> [EXERCISE TASK] Find each line with "type" and copy it.

___ SUPPLIED INFORMATION

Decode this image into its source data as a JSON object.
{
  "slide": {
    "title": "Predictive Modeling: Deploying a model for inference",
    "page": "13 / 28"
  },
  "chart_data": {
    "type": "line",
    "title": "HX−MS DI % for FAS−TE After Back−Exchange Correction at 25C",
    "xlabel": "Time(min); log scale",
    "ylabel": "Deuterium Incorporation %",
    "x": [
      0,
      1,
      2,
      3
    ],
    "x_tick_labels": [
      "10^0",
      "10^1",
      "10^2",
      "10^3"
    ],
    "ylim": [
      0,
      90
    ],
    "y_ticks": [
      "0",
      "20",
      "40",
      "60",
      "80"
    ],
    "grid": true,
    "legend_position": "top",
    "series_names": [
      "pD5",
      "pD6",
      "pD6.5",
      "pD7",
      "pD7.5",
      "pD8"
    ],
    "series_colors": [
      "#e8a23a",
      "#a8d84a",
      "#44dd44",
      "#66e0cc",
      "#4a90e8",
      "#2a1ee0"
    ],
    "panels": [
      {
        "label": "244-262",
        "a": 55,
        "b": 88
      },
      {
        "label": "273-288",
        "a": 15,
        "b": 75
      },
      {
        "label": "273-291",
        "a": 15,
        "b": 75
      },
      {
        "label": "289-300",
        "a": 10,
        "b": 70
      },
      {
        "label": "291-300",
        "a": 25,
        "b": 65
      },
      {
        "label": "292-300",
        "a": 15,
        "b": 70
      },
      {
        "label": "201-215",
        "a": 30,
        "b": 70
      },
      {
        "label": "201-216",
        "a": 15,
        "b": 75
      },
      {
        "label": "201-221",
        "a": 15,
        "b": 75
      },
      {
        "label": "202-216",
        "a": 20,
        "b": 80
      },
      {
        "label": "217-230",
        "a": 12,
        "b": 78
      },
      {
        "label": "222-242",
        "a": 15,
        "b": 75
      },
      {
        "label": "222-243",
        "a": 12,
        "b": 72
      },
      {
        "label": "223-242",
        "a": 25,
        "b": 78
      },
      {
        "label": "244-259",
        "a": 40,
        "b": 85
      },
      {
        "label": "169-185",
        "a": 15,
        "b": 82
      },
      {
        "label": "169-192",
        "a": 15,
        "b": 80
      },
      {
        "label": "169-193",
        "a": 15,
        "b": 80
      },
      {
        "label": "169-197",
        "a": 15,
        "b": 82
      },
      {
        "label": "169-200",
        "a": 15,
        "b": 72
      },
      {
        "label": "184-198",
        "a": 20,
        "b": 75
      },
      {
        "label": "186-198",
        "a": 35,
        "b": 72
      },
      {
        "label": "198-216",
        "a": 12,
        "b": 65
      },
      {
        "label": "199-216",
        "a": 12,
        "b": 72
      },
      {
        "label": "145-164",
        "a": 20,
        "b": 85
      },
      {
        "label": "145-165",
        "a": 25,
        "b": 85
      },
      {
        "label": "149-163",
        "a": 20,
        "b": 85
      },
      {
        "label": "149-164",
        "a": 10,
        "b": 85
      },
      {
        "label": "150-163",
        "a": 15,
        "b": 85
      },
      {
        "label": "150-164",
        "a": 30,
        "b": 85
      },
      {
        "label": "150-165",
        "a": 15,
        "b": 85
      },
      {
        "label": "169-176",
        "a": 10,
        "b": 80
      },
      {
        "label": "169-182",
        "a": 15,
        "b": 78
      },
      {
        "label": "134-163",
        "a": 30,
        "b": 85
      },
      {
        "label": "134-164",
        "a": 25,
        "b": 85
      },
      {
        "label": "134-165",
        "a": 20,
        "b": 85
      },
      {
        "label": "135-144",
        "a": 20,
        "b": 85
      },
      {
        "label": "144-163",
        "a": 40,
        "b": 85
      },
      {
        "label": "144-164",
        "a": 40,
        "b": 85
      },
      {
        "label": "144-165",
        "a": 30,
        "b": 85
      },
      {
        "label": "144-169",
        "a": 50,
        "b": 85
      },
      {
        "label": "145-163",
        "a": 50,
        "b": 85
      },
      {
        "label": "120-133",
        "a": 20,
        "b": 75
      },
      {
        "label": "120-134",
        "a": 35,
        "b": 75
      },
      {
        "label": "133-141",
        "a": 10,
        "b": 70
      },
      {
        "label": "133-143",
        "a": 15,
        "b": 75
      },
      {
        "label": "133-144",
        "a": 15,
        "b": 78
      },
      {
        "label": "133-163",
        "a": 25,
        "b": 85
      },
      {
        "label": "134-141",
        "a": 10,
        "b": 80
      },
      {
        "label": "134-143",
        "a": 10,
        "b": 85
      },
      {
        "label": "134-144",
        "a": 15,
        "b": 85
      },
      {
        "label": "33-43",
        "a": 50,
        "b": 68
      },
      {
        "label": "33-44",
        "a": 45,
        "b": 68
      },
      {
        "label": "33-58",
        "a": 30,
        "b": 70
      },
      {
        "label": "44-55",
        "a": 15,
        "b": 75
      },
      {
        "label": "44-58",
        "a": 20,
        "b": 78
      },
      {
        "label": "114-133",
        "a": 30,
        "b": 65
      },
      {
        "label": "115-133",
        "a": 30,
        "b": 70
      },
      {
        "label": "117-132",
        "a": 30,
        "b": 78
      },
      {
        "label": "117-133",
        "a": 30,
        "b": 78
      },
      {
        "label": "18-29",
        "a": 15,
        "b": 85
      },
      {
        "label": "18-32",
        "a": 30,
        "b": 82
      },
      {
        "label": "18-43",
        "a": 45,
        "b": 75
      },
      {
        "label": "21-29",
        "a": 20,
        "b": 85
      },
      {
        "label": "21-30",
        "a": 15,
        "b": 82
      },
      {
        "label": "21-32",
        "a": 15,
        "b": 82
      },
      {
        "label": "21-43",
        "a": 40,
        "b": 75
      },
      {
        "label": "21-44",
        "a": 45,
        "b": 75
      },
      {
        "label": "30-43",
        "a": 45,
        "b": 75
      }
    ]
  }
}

______
___ SUPPLIED INFORMATION

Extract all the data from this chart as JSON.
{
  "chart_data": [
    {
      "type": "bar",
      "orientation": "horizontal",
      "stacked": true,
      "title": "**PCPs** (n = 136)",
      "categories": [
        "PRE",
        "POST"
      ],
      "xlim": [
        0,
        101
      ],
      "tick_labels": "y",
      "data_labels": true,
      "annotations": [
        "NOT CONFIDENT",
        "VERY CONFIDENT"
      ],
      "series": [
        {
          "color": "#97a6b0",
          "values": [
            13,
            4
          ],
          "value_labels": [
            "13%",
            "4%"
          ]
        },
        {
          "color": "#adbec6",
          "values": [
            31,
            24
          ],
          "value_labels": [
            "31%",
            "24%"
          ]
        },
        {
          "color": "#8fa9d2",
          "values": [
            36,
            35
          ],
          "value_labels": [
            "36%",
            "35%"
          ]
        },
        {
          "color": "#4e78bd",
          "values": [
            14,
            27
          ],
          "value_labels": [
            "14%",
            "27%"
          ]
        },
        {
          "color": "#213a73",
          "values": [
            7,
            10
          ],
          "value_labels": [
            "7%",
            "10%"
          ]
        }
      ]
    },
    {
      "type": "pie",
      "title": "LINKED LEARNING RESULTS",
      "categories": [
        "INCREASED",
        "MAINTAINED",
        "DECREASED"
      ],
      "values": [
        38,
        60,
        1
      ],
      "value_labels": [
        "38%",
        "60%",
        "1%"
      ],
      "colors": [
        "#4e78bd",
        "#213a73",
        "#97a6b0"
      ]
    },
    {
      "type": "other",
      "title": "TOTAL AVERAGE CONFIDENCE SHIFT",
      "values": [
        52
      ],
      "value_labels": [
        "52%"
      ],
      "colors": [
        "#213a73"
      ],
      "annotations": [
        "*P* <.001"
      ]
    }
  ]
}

______

> [SOLUTION TO THIS PROBLEM]
    "type": "line",
      "type": "bar",
      "type": "pie",
      "type": "other",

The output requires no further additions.